Figure record listings
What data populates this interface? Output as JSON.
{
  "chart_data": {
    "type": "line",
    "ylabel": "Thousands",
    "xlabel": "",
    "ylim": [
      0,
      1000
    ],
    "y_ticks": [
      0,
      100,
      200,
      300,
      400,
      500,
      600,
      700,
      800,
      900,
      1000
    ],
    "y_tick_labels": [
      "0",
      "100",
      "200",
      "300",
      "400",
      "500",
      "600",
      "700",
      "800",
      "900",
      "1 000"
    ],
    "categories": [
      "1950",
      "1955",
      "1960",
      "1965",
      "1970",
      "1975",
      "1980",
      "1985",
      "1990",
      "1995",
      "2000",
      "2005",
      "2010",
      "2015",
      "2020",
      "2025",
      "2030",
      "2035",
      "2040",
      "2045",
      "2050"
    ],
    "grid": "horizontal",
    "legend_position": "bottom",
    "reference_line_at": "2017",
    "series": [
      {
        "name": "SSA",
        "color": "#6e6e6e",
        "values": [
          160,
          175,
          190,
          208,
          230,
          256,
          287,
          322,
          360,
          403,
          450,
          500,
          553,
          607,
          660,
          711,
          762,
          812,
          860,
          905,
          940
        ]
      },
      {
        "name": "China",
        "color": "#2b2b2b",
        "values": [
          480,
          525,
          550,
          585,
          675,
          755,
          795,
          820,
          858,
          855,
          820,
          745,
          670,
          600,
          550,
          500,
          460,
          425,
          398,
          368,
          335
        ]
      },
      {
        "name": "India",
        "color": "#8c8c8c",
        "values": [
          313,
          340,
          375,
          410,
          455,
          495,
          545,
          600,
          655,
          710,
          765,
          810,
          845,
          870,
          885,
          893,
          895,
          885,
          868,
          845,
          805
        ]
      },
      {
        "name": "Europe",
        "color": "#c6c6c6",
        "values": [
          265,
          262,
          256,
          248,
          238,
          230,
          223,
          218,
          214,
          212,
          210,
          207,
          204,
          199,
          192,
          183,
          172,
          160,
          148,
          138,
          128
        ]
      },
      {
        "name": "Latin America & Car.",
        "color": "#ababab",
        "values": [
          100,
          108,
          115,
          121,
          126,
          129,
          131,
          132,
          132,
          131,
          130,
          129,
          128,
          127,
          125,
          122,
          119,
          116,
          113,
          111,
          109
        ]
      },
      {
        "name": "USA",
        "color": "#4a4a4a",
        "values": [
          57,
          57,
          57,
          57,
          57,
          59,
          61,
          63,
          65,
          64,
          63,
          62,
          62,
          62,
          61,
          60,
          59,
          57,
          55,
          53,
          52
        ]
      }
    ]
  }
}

### What the task requires
Exact copies of all the records are required.

### Result of the exercise
What data populates this interface? Output as JSON.
{
  "chart_data": {
    "type": "line",
    "ylabel": "Thousands",
    "xlabel": "",
    "ylim": [
      0,
      1000
    ],
    "y_ticks": [
      0,
      100,
      200,
      300,
      400,
      500,
      600,
      700,
      800,
      900,
      1000
    ],
    "y_tick_labels": [
      "0",
      "100",
      "200",
      "300",
      "400",
      "500",
      "600",
      "700",
      "800",
      "900",
      "1 000"
    ],
    "categories": [
      "1950",
      "1955",
      "1960",
      "1965",
      "1970",
      "1975",
      "1980",
      "1985",
      "1990",
      "1995",
      "2000",
      "2005",
      "2010",
      "2015",
      "2020",
      "2025",
      "2030",
      "2035",
      "2040",
      "2045",
      "2050"
    ],
    "grid": "horizontal",
    "legend_position": "bottom",
    "reference_line_at": "2017",
    "series": [
      {
        "name": "SSA",
        "color": "#6e6e6e",
        "values": [
          160,
          175,
          190,
          208,
          230,
          256,
          287,
          322,
          360,
          403,
          450,
          500,
          553,
          607,
          660,
          711,
          762,
          812,
          860,
          905,
          940
        ]
      },
      {
        "name": "China",
        "color": "#2b2b2b",
        "values": [
          480,
          525,
          550,
          585,
          675,
          755,
          795,
          820,
          858,
          855,
          820,
          745,
          670,
          600,
          550,
          500,
          460,
          425,
          398,
          368,
          335
        ]
      },
      {
        "name": "India",
        "color": "#8c8c8c",
        "values": [
          313,
          340,
          375,
          410,
          455,
          495,
          545,
          600,
          655,
          710,
          765,
          810,
          845,
          870,
          885,
          893,
          895,
          885,
          868,
          845,
          805
        ]
      },
      {
        "name": "Europe",
        "color": "#c6c6c6",
        "values": [
          265,
          262,
          256,
          248,
          238,
          230,
          223,
          218,
          214,
          212,
          210,
          207,
          204,
          199,
          192,
          183,
          172,
          160,
          148,
          138,
          128
        ]
      },
      {
        "name": "Latin America & Car.",
        "color": "#ababab",
        "values": [
          100,
          108,
          115,
          121,
          126,
          129,
          131,
          132,
          132,
          131,
          130,
          129,
          128,
          127,
          125,
          122,
          119,
          116,
          113,
          111,
          109
        ]
      },
      {
        "name": "USA",
        "color": "#4a4a4a",
        "values": [
          57,
          57,
          57,
          57,
          57,
          59,
          61,
          63,
          65,
          64,
          63,
          62,
          62,
          62,
          61,
          60,
          59,
          57,
          55,
          53,
          52
        ]
      }
    ]
  }
}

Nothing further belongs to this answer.